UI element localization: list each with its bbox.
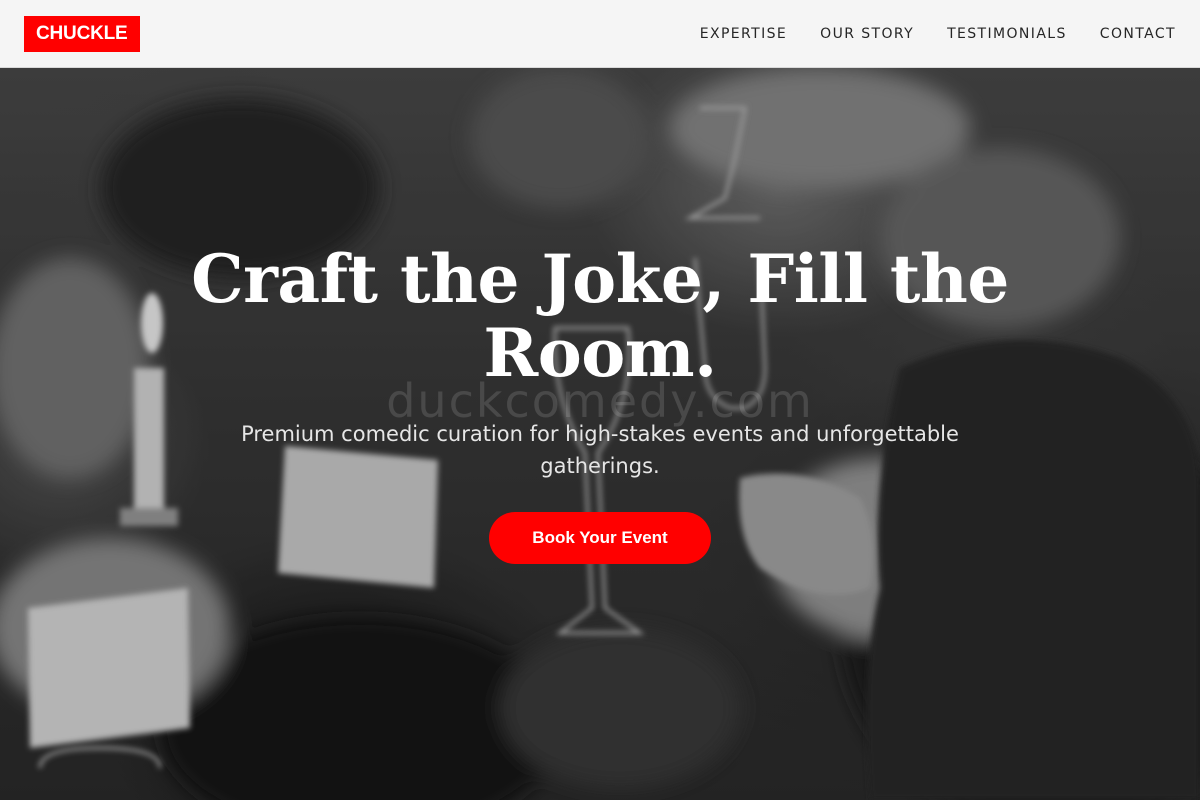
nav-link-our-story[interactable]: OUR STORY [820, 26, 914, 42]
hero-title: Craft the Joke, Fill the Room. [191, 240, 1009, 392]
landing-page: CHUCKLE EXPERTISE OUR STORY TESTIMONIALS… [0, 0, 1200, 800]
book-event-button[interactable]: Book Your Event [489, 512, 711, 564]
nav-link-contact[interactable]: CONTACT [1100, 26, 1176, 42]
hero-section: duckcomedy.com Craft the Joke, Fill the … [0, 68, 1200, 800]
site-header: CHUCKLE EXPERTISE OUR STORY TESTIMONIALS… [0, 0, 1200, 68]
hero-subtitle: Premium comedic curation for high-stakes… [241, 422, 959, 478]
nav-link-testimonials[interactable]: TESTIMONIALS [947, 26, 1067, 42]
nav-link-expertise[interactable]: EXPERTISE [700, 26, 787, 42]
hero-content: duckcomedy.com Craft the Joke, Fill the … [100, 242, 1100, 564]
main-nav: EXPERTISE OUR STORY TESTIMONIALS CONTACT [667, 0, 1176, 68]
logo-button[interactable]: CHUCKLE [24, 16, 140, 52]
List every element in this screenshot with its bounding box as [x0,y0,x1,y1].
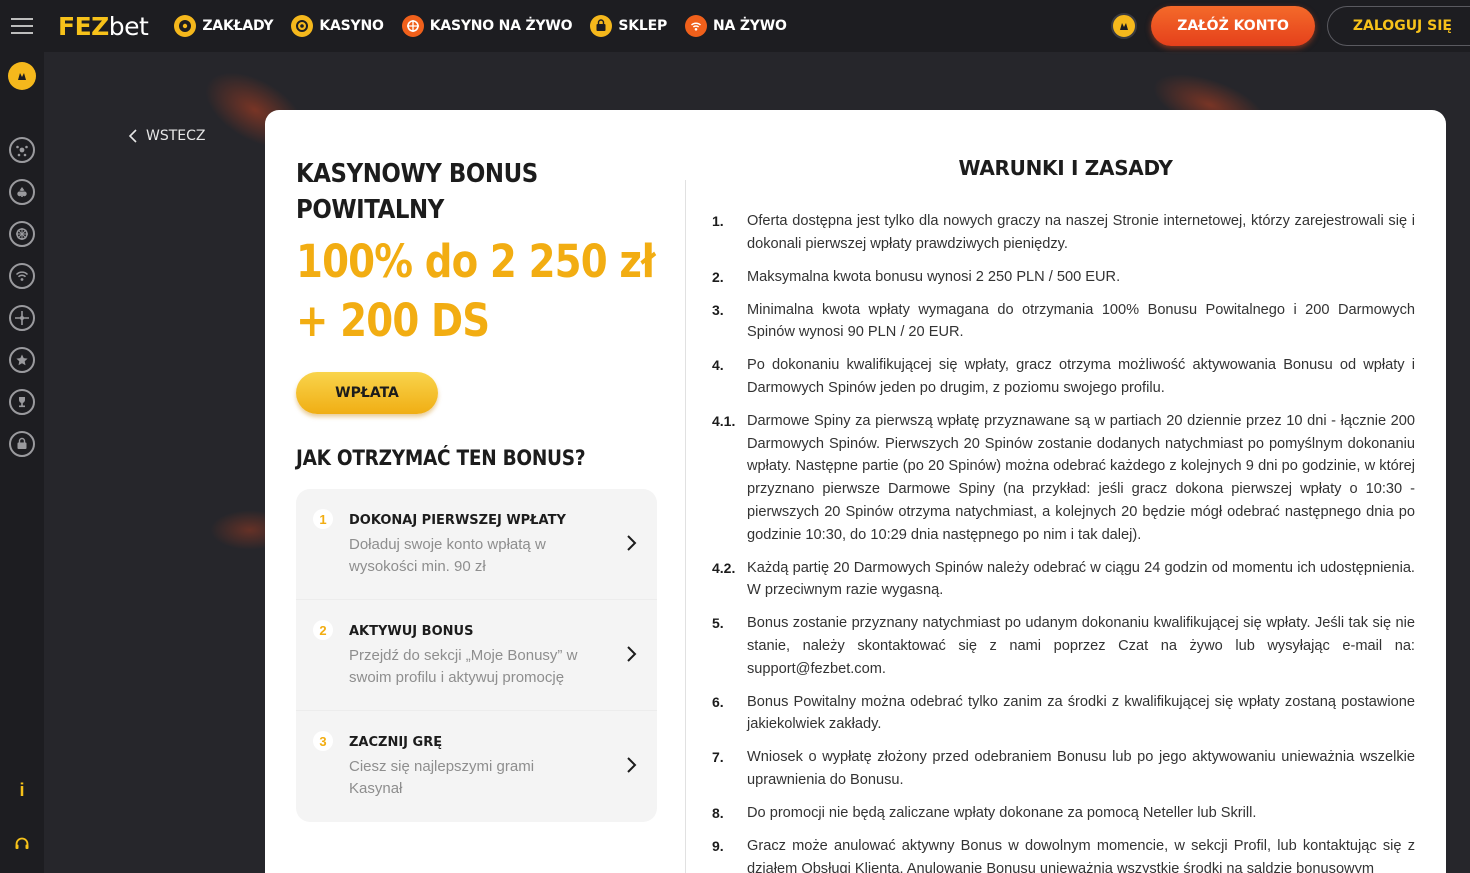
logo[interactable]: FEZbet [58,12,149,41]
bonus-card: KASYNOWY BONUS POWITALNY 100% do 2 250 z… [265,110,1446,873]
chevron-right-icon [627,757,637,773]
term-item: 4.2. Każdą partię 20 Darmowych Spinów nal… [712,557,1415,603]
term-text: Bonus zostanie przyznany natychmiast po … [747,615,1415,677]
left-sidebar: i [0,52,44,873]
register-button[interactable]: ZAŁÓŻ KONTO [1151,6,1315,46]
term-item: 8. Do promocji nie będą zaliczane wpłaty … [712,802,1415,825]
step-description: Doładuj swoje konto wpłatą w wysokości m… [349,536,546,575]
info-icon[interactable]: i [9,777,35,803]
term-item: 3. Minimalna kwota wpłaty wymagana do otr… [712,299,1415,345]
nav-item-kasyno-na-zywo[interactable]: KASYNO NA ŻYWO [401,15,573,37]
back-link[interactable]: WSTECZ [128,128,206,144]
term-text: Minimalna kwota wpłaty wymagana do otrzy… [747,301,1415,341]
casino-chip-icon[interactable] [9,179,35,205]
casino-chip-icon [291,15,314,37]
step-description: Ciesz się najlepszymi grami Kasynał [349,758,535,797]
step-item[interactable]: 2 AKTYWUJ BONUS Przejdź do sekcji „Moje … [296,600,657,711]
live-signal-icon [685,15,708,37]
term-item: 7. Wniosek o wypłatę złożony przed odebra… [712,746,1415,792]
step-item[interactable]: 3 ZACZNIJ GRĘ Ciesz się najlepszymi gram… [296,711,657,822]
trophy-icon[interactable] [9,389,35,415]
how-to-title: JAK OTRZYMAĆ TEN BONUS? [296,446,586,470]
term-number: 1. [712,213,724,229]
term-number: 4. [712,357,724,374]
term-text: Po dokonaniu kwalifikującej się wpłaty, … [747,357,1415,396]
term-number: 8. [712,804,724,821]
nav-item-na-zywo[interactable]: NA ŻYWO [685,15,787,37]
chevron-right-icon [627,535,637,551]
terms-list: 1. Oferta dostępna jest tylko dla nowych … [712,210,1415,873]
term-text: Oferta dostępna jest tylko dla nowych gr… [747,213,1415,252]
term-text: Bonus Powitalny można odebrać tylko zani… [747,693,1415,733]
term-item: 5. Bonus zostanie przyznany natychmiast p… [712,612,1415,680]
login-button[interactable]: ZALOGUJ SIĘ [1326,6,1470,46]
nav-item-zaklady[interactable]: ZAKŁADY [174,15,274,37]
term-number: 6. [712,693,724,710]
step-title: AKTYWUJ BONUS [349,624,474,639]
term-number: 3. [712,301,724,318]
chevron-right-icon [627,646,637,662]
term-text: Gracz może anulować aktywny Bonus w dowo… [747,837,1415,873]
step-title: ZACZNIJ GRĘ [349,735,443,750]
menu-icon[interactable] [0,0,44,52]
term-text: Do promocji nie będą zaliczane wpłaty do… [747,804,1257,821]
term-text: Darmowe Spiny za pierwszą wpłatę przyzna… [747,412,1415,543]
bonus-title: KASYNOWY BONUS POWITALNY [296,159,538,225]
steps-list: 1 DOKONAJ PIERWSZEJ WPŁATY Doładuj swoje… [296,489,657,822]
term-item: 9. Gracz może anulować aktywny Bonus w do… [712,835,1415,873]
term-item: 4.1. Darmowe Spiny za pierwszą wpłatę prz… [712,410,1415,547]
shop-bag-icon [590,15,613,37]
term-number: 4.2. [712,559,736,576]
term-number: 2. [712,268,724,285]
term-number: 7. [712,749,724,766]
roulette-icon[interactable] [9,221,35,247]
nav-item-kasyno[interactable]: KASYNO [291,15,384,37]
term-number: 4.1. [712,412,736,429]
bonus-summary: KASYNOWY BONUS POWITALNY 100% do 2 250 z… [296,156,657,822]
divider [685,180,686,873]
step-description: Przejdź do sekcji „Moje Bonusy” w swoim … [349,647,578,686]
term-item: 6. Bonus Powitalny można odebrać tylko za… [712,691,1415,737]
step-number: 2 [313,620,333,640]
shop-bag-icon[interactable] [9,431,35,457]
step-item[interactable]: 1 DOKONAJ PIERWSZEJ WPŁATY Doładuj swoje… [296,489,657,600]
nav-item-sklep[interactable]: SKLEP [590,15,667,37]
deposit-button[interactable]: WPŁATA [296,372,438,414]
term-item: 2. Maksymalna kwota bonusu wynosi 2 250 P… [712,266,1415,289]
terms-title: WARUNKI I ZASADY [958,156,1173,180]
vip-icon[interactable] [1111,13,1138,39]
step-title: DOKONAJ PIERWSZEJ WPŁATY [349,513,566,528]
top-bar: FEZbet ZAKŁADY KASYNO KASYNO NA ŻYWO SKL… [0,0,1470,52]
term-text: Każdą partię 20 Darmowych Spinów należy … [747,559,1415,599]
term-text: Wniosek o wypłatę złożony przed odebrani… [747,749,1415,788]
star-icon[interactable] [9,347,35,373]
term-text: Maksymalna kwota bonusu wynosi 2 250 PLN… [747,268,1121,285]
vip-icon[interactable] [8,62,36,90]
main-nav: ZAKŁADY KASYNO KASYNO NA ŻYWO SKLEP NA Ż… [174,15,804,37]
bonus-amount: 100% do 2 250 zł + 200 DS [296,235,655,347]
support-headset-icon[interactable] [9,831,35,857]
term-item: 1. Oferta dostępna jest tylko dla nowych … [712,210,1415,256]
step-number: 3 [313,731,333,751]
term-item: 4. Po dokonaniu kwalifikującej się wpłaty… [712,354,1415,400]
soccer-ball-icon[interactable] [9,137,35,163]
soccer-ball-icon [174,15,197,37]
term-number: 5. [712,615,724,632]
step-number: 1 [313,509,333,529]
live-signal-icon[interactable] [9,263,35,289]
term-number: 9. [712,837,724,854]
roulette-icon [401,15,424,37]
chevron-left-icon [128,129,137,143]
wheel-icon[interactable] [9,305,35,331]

----------------

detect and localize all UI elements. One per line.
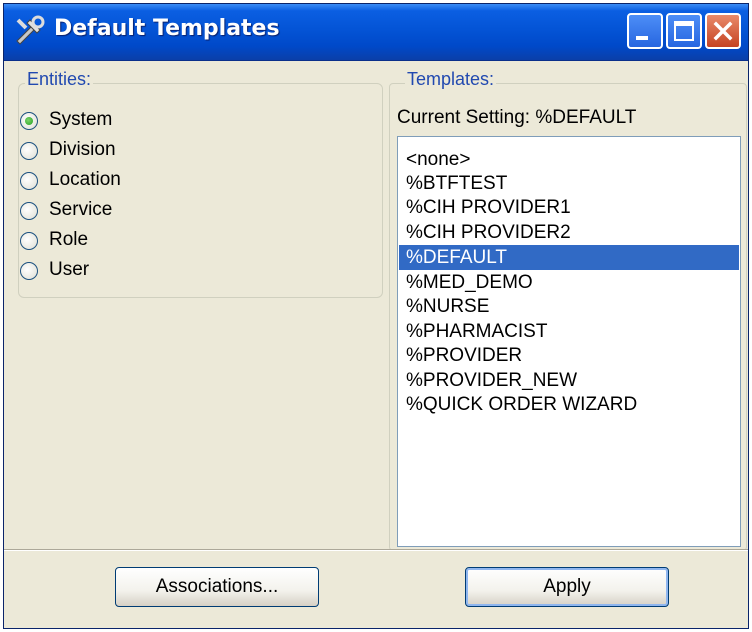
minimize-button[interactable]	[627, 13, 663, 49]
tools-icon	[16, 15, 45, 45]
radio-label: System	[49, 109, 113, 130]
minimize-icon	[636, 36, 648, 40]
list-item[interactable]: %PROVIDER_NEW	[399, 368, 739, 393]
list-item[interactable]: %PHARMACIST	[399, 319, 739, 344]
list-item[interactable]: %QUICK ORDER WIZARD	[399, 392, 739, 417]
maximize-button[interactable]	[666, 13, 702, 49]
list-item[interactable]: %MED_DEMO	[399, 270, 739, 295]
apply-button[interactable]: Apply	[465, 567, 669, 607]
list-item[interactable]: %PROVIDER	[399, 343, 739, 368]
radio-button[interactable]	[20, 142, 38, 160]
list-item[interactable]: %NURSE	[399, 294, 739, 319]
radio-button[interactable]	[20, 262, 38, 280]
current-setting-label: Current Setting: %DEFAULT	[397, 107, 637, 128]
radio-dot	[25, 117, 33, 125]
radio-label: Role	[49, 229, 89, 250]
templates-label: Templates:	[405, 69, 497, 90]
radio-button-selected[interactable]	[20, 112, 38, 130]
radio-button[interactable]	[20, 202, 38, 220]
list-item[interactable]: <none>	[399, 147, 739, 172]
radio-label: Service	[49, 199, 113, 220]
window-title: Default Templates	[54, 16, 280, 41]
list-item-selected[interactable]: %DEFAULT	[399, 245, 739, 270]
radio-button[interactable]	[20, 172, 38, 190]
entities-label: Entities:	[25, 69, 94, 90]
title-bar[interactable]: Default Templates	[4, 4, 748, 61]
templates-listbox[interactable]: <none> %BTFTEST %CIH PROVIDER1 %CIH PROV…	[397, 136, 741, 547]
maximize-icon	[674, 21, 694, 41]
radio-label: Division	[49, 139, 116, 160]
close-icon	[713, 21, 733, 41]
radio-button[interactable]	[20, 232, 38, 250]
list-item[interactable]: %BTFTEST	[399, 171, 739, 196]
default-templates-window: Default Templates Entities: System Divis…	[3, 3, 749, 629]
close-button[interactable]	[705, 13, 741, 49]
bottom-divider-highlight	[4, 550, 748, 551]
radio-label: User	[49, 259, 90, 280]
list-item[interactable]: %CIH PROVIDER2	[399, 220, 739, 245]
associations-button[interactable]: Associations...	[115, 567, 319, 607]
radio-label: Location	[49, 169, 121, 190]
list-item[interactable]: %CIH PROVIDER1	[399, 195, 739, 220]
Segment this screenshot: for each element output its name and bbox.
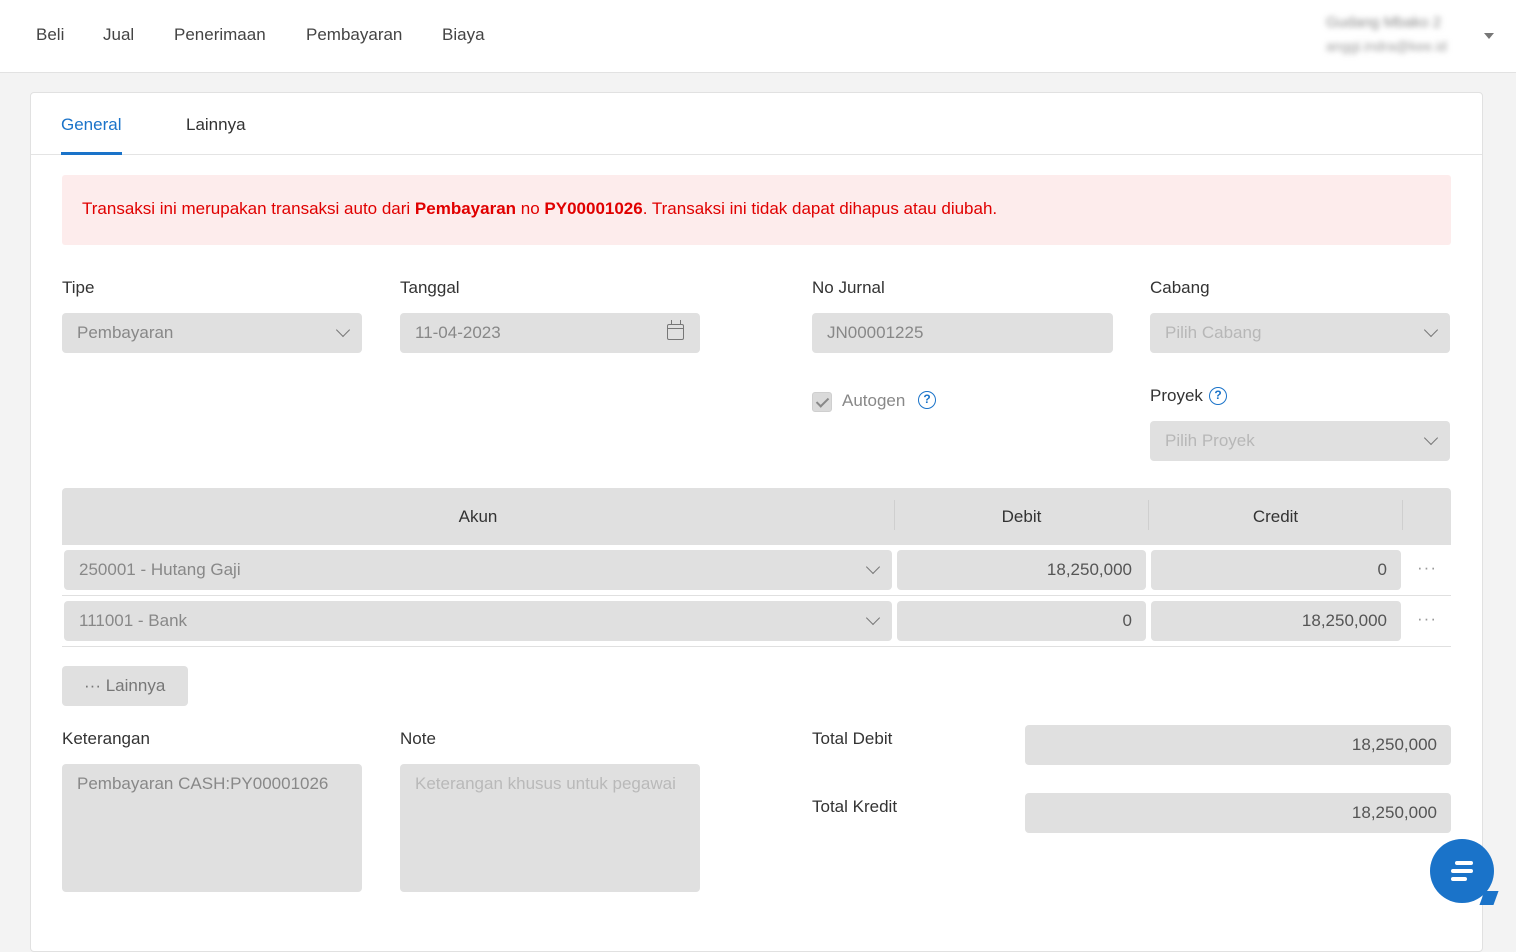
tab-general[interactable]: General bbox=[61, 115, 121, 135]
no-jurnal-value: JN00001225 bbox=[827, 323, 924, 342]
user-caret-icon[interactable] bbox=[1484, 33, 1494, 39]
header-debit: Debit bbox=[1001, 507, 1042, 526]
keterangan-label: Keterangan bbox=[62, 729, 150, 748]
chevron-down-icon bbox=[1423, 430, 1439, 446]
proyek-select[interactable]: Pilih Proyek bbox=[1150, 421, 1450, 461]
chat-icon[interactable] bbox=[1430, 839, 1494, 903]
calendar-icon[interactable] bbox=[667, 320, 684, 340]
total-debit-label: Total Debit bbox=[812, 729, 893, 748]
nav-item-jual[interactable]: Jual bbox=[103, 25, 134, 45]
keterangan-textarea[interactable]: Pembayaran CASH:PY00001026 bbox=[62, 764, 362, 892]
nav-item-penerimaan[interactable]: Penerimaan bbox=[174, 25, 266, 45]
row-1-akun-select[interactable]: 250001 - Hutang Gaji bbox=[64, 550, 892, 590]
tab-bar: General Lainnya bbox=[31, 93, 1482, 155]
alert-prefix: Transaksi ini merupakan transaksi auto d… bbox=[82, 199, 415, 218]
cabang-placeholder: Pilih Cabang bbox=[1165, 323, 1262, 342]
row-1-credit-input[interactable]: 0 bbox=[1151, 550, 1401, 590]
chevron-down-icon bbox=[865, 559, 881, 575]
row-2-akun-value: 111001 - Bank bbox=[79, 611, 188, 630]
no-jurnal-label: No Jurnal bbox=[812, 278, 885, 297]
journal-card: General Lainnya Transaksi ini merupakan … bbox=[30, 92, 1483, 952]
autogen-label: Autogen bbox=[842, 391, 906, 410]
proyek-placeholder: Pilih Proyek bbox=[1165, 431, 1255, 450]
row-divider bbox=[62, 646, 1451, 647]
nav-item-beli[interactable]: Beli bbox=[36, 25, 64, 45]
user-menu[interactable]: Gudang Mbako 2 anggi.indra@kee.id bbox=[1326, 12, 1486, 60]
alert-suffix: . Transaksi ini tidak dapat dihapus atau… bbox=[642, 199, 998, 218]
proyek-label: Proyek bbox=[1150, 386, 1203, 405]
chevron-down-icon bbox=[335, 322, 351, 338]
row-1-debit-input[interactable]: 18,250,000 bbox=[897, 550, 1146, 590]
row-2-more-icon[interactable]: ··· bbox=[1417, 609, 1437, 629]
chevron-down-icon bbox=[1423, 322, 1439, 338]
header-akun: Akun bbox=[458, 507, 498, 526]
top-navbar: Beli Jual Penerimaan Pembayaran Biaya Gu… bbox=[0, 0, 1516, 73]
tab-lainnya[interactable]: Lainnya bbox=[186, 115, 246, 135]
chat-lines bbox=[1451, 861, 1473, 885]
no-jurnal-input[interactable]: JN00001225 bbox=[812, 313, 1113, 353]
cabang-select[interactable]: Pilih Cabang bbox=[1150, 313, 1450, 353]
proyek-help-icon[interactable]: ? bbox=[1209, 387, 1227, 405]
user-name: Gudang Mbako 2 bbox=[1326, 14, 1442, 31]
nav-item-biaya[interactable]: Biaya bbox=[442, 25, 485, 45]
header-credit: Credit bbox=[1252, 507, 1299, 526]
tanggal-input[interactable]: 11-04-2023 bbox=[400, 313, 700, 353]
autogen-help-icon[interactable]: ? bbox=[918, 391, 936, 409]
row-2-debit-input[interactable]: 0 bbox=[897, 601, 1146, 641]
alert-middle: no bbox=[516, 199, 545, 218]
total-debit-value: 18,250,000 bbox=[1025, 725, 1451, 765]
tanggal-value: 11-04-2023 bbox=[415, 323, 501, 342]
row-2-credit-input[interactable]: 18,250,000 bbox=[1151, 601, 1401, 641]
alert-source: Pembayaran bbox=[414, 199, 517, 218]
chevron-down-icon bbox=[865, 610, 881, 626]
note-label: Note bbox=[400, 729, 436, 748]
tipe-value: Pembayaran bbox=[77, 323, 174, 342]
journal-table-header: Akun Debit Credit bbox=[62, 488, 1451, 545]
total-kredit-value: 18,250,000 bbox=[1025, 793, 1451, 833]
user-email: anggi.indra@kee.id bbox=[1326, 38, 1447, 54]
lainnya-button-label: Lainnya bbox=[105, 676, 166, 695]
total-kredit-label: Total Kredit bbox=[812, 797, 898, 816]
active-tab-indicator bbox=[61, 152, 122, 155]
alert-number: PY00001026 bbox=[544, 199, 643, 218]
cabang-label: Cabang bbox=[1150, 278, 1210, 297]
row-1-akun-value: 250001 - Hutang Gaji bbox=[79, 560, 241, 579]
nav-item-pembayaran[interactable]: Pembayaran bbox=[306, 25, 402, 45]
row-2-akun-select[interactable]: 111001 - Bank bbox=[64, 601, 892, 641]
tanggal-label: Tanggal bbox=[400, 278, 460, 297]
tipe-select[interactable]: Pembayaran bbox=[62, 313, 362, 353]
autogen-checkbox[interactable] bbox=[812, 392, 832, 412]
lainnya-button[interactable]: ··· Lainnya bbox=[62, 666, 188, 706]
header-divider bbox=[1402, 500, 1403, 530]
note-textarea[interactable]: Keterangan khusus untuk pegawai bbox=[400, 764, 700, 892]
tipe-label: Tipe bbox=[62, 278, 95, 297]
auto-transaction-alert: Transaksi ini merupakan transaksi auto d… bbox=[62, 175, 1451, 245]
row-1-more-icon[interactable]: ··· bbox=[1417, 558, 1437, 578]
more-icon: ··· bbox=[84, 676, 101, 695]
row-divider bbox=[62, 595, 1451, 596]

----------------

Edit the listing lines starting at "tab-general[interactable]: General bbox=[61, 115, 121, 135]" and ending at "nav-item-jual[interactable]: Jual bbox=[103, 25, 134, 45]": replace "Pilih Proyek" with "Cari Proyek" and leave every other character as it is. Give back only those lines.

> **ANSWER BELOW**:
tab-general[interactable]: General bbox=[61, 115, 121, 135]
no-jurnal-value: JN00001225 bbox=[827, 323, 924, 342]
user-caret-icon[interactable] bbox=[1484, 33, 1494, 39]
header-debit: Debit bbox=[1001, 507, 1042, 526]
keterangan-label: Keterangan bbox=[62, 729, 150, 748]
chevron-down-icon bbox=[1423, 430, 1439, 446]
proyek-select[interactable]: Cari Proyek bbox=[1150, 421, 1450, 461]
chat-icon[interactable] bbox=[1430, 839, 1494, 903]
calendar-icon[interactable] bbox=[667, 320, 684, 340]
total-debit-label: Total Debit bbox=[812, 729, 893, 748]
nav-item-jual[interactable]: Jual bbox=[103, 25, 134, 45]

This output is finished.